_WHAT IS ASKED:_
• a. Answer these questions from the article on Apple and Windows device shipments:
(i) About how many devices did Windows power in 2016?
(ii) What caused the drop in iOS and macOS devices in 2016?
(iii) Which Gartner analyst is quoted?
• b. Extend the article on Apple and Windows device shipments beyond its final sentence.

_PAGE TEXT:_
· · ·
Apple will steal a march on Microsoft this year when for the first time this century shipments of devices powered by its operating systems outnumber those running Windows, according to research firm Gartner.

In 2017, Apple’s combination of iOS and macOS – the former on iPhones and iPads, the latter on Macs – will take second place from Windows on the devices shipped during the year. The gap between the two will widen in 2018 and 2019, with Apple ahead of Microsoft both years.

According to Gartner, which provided Computerworld with its latest device shipment forecast broken out by operating system, in 2016 Windows powered about 260 million devices of the 2.3 billion shipped during the year. Windows accounted for approximately 11.2% of the total devices, which overwhelmingly ran Google’s Android.

Meanwhile, iOS and macOS – the latter was formerly dubbed OS X – sank to 248 million devices in 2016, a 10% drop from the year prior. The cause: Slackened sales of the iPhone, Apple’s dominant device and biggest money maker.

Gartner predicted that iOS and macOS, unlike Windows, will recover in 2017. Apple’s OSs will climb 8% to 268 million this year, add 3% in 2018 to reach 276 million, then increase another 3% in 2019, with that year’s device shipment forecast at 285 million.

Windows will dip this year, then stagnate for the following two years.

Microsoft’s operating system will power about 252 million devices shipped in 2017 – the bulk of them personal computers – for a year-over-year decline of 3%. Windows will account for 253 million devices in 2018 (for a near-zero growth rate) and 257 million devices in 2019 (an annual growth rate of 1.8%). The gap between Microsoft and Apple – 12 million last year, with Microsoft atop – will widen to 27 million by 2019.

Gartner’s forecast was another gloomy report on almost every device category, with shipments flat this year compared to last and growth not projected until 2018.

“The global devices market is stagnating,” said Gartner analyst Ranjit Atwal. Mobile phone shipments are growing only in emerging markets in the Asia and Pacific markets, Atwal added, and noted that, “The PC market is just reaching the bottom of its decline.”
· · ·
_ENTRIES PROVIDED:_
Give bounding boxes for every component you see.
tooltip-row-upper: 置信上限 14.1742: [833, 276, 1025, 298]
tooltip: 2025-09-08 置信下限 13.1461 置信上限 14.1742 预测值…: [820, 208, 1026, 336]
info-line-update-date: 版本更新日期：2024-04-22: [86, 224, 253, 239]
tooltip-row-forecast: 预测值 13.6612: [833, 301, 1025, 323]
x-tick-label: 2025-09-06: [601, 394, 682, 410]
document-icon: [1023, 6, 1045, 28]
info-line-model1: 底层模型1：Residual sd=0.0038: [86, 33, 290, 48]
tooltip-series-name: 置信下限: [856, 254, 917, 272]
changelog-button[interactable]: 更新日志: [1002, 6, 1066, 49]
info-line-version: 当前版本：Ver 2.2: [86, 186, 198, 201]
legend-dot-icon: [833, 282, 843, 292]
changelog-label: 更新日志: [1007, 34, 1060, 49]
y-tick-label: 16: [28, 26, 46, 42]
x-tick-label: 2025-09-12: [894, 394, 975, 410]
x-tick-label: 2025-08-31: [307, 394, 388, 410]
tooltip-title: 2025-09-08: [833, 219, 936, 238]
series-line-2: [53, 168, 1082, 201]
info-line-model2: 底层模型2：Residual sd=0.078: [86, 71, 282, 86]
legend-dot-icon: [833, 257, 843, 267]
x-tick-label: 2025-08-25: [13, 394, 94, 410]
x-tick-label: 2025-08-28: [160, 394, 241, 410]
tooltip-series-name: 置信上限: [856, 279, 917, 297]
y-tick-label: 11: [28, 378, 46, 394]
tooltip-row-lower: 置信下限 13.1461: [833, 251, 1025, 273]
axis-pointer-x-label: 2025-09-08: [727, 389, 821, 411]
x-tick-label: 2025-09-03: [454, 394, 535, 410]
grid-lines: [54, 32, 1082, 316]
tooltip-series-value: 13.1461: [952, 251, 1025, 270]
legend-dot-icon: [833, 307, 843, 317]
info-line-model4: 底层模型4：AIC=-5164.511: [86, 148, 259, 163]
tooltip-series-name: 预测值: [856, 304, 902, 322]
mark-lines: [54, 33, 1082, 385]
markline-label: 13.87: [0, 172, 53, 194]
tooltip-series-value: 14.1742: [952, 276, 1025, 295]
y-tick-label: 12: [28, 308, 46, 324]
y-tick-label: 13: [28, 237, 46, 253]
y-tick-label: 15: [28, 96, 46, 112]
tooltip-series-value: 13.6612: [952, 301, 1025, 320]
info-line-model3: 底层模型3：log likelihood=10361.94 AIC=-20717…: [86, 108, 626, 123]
· · ·
_RESPONSES:_
• a.
(i) About 260 million.
(ii) Slackened sales of the iPhone.
(iii) Ranjit Atwal.

• b.
The PC industry’s troubles have affected Microsoft most of all; Windows is almost entirely dependent on PC shipments, which have been stuck in a protracted slump. Future shipments were further hit when Microsoft walked away from the smartphone business last year.

Gartner pegged total shipments of PC-like devices at 268 million for 2016, a 7% contraction from the year before, and contrary to an October forecast, now says shipments would again decline in 2017, dropping 0.7% to 266 million. Circumstances will improve only marginally in the two years following, as shipments rise to 272 million in 2018 and 278 million in 2019. The new normal is a sub-300 million market.

PCs will not disappear – something some pundits fretted about as the sales and shipment downturn extended past earlier records – but the business has been hard hit: In 2012, for instance, more than 350 million PC-like devices shipped globally.

Gartner is still betting that a PC replacement cycle will boost shipments, even if only slightly. In October, Gartner said the PC business would claw its way back into the black in 2017; this prognosis is that growth won’t occur until 2018.

Most analysts have essentially written off growth in the consumer portion of the PC market. Instead, they expect that any gains will come from commercial customers, who still rely on personal computers, as they try to transition from Windows 7 to the newer Windows 10 before Microsoft retires the former in three years.